Activity:
In the entries below, count each line where "faecium" appears. Give the total and nothing more.
===== Source material =====
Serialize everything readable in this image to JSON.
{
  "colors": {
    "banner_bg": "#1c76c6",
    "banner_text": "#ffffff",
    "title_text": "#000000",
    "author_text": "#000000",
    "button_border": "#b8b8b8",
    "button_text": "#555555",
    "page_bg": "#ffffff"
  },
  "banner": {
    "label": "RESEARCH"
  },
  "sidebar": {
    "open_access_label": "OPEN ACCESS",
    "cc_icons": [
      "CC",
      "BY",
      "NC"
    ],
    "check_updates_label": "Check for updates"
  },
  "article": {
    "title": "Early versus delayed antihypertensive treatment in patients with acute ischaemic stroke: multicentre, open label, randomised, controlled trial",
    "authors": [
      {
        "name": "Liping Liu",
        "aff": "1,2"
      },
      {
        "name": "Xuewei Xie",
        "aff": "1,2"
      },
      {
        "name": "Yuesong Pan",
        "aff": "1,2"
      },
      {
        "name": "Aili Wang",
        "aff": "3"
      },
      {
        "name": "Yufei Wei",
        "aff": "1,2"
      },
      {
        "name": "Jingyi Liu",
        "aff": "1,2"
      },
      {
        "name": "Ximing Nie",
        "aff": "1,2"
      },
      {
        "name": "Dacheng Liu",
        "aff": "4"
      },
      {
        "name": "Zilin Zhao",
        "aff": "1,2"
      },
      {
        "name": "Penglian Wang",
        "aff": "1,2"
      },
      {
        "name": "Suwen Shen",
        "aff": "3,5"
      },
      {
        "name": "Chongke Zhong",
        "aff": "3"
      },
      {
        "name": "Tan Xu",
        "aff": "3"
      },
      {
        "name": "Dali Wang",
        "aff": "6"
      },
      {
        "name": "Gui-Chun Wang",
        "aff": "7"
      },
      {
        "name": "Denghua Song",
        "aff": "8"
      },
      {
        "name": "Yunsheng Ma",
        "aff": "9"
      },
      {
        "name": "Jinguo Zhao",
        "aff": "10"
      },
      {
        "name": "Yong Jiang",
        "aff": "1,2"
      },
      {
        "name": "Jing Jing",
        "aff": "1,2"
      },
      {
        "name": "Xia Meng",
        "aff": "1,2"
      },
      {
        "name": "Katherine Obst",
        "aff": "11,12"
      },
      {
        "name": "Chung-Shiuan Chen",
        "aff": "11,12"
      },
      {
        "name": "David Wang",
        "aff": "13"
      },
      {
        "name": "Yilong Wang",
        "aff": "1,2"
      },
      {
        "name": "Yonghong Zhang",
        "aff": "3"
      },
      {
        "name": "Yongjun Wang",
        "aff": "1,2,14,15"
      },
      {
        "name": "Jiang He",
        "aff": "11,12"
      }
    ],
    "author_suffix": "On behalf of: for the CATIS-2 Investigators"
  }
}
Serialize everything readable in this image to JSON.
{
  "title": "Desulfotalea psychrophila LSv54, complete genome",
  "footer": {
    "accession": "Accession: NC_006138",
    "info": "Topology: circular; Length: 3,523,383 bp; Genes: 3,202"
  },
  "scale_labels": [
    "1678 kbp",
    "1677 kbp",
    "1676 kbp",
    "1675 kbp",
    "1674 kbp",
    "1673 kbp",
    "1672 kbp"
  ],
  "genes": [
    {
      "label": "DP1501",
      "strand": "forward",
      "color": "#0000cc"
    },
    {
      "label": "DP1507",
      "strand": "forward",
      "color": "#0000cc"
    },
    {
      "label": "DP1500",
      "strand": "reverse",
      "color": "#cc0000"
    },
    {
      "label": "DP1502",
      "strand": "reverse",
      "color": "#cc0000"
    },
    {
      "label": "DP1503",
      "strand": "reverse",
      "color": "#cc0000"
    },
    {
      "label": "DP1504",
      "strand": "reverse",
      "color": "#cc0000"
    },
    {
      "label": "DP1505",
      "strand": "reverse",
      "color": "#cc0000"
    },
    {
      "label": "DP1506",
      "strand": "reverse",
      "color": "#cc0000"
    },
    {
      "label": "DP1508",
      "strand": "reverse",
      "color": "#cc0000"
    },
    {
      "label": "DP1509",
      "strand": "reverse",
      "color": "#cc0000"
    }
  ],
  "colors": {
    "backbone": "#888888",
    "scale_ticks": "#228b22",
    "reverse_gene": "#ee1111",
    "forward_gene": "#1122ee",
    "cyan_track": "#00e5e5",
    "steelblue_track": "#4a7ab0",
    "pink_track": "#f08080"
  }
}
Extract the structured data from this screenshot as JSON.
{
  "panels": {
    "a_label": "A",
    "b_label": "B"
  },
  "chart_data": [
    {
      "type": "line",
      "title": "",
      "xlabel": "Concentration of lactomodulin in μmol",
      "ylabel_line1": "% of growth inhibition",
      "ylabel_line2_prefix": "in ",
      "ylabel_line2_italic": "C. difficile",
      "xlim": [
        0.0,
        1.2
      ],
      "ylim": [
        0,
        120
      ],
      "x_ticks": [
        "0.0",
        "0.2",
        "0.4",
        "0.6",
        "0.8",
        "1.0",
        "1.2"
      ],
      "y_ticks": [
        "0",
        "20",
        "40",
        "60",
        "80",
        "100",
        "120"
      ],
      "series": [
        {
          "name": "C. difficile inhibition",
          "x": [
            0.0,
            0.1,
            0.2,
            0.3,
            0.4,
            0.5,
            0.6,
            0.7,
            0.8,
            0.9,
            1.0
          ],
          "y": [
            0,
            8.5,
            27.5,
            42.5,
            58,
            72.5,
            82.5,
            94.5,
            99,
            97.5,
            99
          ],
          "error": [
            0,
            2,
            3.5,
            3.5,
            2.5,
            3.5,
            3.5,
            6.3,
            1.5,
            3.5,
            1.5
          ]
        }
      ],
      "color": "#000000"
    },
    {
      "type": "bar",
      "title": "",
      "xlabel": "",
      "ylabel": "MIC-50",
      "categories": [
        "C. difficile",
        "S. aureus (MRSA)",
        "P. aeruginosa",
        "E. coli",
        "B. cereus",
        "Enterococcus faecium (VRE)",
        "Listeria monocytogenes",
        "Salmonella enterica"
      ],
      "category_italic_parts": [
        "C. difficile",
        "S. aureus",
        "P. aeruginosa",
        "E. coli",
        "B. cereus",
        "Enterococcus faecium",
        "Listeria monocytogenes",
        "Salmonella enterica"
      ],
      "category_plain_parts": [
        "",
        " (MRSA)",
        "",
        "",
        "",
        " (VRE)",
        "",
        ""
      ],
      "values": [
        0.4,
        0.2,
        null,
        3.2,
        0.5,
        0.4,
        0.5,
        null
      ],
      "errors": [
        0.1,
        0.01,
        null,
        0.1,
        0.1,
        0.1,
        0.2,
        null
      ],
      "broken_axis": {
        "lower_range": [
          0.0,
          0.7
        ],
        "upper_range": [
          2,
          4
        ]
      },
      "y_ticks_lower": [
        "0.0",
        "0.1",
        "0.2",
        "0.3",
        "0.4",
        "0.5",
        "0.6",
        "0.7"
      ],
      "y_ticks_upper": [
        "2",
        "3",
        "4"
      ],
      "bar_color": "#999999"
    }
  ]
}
=====
Expected answer:
2